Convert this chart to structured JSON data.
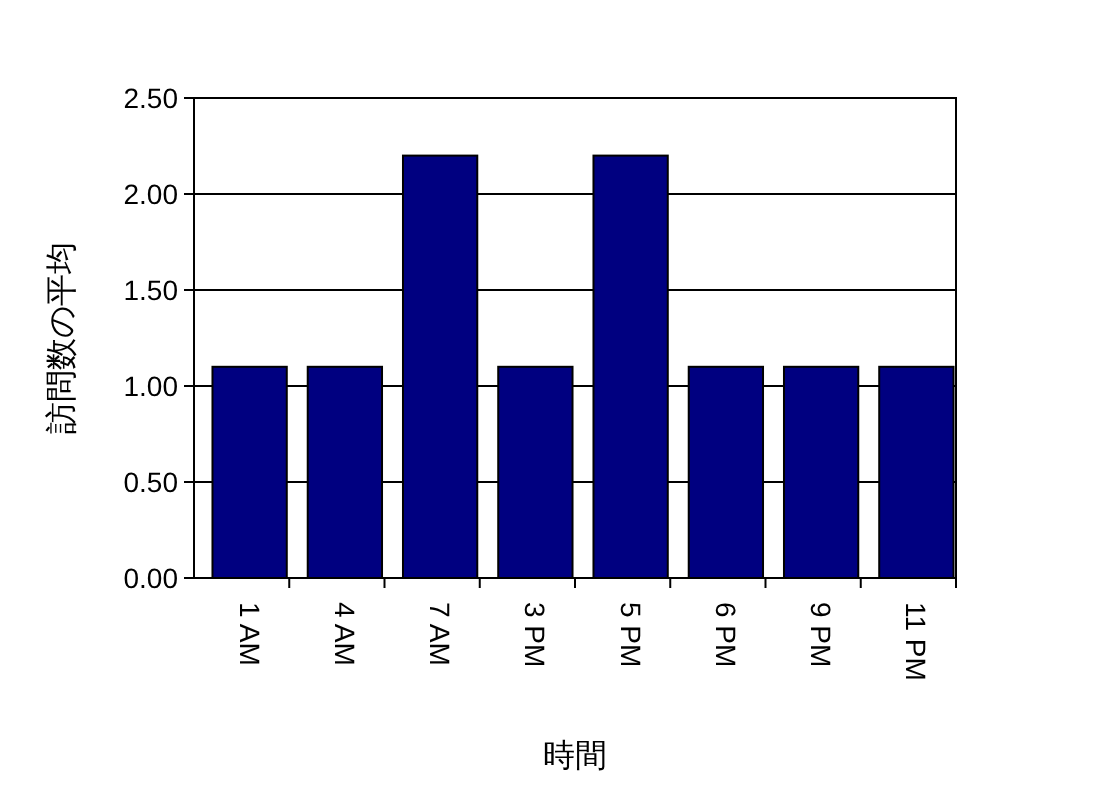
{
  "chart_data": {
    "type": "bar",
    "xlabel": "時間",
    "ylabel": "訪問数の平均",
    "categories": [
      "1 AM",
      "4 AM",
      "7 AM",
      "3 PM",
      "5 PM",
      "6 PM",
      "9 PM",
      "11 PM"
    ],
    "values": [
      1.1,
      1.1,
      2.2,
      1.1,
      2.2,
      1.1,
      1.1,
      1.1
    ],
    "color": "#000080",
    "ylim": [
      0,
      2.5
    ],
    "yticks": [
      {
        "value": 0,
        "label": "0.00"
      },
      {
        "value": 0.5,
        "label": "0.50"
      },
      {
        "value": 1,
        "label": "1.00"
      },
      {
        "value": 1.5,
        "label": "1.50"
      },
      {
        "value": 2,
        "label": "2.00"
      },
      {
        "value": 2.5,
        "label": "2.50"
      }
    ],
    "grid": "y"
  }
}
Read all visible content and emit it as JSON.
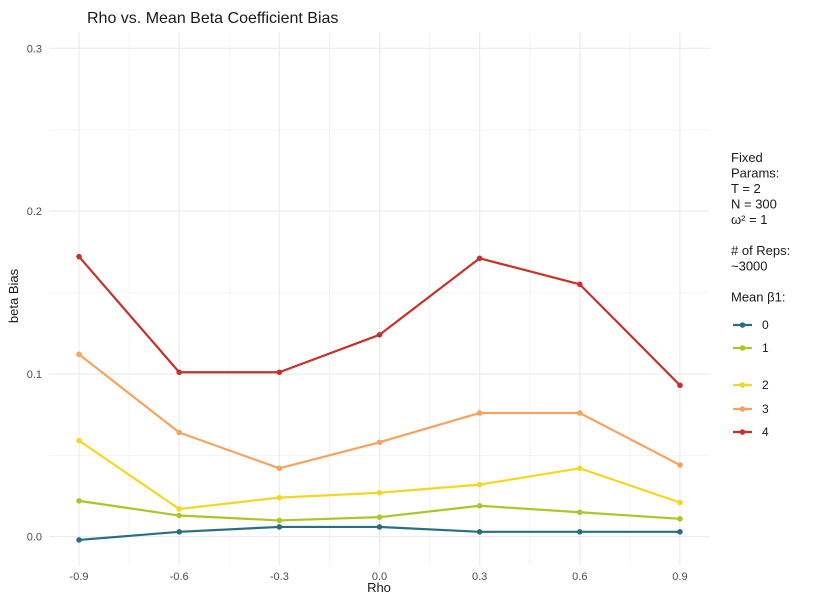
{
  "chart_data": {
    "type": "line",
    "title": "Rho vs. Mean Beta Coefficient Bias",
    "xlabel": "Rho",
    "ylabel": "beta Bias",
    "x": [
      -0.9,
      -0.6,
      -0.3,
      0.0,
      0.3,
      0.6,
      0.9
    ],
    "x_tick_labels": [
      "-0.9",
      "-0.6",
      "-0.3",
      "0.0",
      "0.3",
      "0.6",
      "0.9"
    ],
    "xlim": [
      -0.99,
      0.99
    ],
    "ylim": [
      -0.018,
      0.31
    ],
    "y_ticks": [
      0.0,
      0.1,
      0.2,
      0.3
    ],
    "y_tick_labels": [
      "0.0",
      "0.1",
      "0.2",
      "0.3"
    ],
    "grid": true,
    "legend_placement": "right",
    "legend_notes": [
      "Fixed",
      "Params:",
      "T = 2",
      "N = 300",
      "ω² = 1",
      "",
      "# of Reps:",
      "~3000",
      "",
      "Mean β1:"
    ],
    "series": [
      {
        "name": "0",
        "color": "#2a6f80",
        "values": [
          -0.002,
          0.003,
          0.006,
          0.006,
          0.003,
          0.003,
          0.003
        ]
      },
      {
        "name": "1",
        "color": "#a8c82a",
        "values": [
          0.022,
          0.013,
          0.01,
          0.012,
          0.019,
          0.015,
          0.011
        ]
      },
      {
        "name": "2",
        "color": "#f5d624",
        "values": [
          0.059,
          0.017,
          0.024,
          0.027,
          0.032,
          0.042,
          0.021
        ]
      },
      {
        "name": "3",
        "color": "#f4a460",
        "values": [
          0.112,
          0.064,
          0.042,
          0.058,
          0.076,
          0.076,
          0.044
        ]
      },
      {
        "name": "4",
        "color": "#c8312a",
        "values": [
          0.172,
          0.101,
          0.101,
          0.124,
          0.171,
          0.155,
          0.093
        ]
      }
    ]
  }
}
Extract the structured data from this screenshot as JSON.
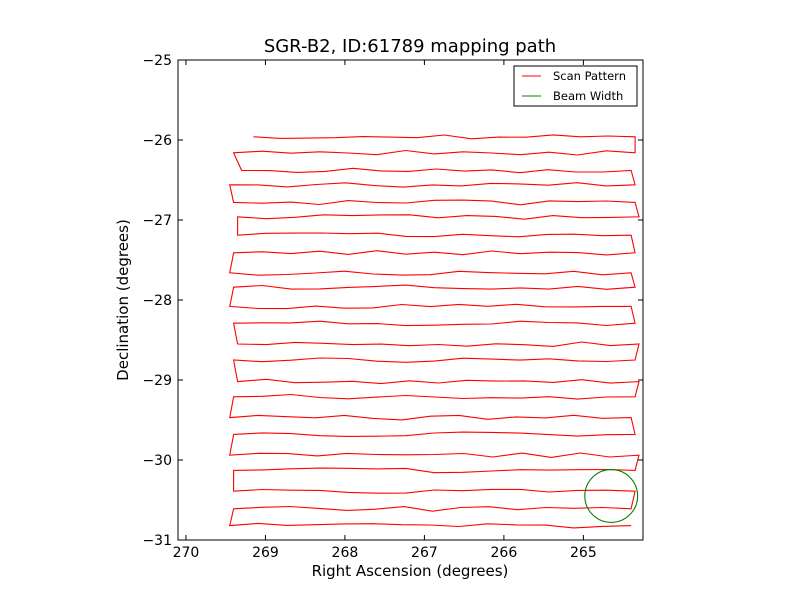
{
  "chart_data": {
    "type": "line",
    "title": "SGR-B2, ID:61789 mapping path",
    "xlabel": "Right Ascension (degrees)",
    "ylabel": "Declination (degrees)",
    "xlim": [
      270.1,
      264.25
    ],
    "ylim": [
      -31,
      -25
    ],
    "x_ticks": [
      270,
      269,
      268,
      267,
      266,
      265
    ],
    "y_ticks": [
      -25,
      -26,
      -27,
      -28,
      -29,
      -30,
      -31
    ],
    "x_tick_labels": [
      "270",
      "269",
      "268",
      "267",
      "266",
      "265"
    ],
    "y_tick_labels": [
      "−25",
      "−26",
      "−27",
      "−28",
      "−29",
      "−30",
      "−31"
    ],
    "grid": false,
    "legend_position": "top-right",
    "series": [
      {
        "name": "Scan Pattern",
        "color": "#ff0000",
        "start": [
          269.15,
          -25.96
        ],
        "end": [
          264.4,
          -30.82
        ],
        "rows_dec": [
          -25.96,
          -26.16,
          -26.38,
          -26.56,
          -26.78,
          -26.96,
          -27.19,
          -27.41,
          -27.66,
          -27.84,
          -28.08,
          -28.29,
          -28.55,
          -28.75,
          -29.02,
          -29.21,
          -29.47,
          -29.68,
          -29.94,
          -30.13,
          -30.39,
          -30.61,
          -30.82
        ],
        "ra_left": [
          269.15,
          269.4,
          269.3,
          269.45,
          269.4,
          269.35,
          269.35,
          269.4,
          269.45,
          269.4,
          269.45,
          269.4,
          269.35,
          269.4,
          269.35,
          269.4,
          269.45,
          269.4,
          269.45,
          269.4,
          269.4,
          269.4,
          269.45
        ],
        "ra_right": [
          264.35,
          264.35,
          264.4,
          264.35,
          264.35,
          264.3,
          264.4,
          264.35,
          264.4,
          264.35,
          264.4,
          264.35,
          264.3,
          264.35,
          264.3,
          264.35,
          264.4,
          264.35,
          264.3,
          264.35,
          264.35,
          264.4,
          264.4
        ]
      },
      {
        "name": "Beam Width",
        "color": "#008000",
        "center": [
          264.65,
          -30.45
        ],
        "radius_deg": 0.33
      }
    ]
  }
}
________________
What the task requires: Your task is to retype all the entries exactly and leave out any pictures.

Completed exercise:
Convert this chart to structured JSON data.
{
  "chart_data": {
    "type": "bar",
    "xlabel": "時間",
    "ylabel": "訪問数の平均",
    "categories": [
      "1 AM",
      "4 AM",
      "7 AM",
      "3 PM",
      "5 PM",
      "6 PM",
      "9 PM",
      "11 PM"
    ],
    "values": [
      1.1,
      1.1,
      2.2,
      1.1,
      2.2,
      1.1,
      1.1,
      1.1
    ],
    "color": "#000080",
    "ylim": [
      0,
      2.5
    ],
    "yticks": [
      {
        "value": 0,
        "label": "0.00"
      },
      {
        "value": 0.5,
        "label": "0.50"
      },
      {
        "value": 1,
        "label": "1.00"
      },
      {
        "value": 1.5,
        "label": "1.50"
      },
      {
        "value": 2,
        "label": "2.00"
      },
      {
        "value": 2.5,
        "label": "2.50"
      }
    ],
    "grid": "y"
  }
}
Read all visible content and emit it as JSON.
{
  "chart_data": {
    "type": "line",
    "title": "Rho vs. Mean Beta Coefficient Bias",
    "xlabel": "Rho",
    "ylabel": "beta Bias",
    "x": [
      -0.9,
      -0.6,
      -0.3,
      0.0,
      0.3,
      0.6,
      0.9
    ],
    "x_tick_labels": [
      "-0.9",
      "-0.6",
      "-0.3",
      "0.0",
      "0.3",
      "0.6",
      "0.9"
    ],
    "xlim": [
      -0.99,
      0.99
    ],
    "ylim": [
      -0.018,
      0.31
    ],
    "y_ticks": [
      0.0,
      0.1,
      0.2,
      0.3
    ],
    "y_tick_labels": [
      "0.0",
      "0.1",
      "0.2",
      "0.3"
    ],
    "grid": true,
    "legend_placement": "right",
    "legend_notes": [
      "Fixed",
      "Params:",
      "T = 2",
      "N = 300",
      "ω² = 1",
      "",
      "# of Reps:",
      "~3000",
      "",
      "Mean β1:"
    ],
    "series": [
      {
        "name": "0",
        "color": "#2a6f80",
        "values": [
          -0.002,
          0.003,
          0.006,
          0.006,
          0.003,
          0.003,
          0.003
        ]
      },
      {
        "name": "1",
        "color": "#a8c82a",
        "values": [
          0.022,
          0.013,
          0.01,
          0.012,
          0.019,
          0.015,
          0.011
        ]
      },
      {
        "name": "2",
        "color": "#f5d624",
        "values": [
          0.059,
          0.017,
          0.024,
          0.027,
          0.032,
          0.042,
          0.021
        ]
      },
      {
        "name": "3",
        "color": "#f4a460",
        "values": [
          0.112,
          0.064,
          0.042,
          0.058,
          0.076,
          0.076,
          0.044
        ]
      },
      {
        "name": "4",
        "color": "#c8312a",
        "values": [
          0.172,
          0.101,
          0.101,
          0.124,
          0.171,
          0.155,
          0.093
        ]
      }
    ]
  }
}
Extract the structured data from this screenshot as JSON.
{
  "chart_data": {
    "type": "line",
    "title": "SGR-B2, ID:61789 mapping path",
    "xlabel": "Right Ascension (degrees)",
    "ylabel": "Declination (degrees)",
    "xlim": [
      270.1,
      264.25
    ],
    "ylim": [
      -31,
      -25
    ],
    "x_ticks": [
      270,
      269,
      268,
      267,
      266,
      265
    ],
    "y_ticks": [
      -25,
      -26,
      -27,
      -28,
      -29,
      -30,
      -31
    ],
    "x_tick_labels": [
      "270",
      "269",
      "268",
      "267",
      "266",
      "265"
    ],
    "y_tick_labels": [
      "−25",
      "−26",
      "−27",
      "−28",
      "−29",
      "−30",
      "−31"
    ],
    "grid": false,
    "legend_position": "top-right",
    "series": [
      {
        "name": "Scan Pattern",
        "color": "#ff0000",
        "start": [
          269.15,
          -25.96
        ],
        "end": [
          264.4,
          -30.82
        ],
        "rows_dec": [
          -25.96,
          -26.16,
          -26.38,
          -26.56,
          -26.78,
          -26.96,
          -27.19,
          -27.41,
          -27.66,
          -27.84,
          -28.08,
          -28.29,
          -28.55,
          -28.75,
          -29.02,
          -29.21,
          -29.47,
          -29.68,
          -29.94,
          -30.13,
          -30.39,
          -30.61,
          -30.82
        ],
        "ra_left": [
          269.15,
          269.4,
          269.3,
          269.45,
          269.4,
          269.35,
          269.35,
          269.4,
          269.45,
          269.4,
          269.45,
          269.4,
          269.35,
          269.4,
          269.35,
          269.4,
          269.45,
          269.4,
          269.45,
          269.4,
          269.4,
          269.4,
          269.45
        ],
        "ra_right": [
          264.35,
          264.35,
          264.4,
          264.35,
          264.35,
          264.3,
          264.4,
          264.35,
          264.4,
          264.35,
          264.4,
          264.35,
          264.3,
          264.35,
          264.3,
          264.35,
          264.4,
          264.35,
          264.3,
          264.35,
          264.35,
          264.4,
          264.4
        ]
      },
      {
        "name": "Beam Width",
        "color": "#008000",
        "center": [
          264.65,
          -30.45
        ],
        "radius_deg": 0.33
      }
    ]
  }
}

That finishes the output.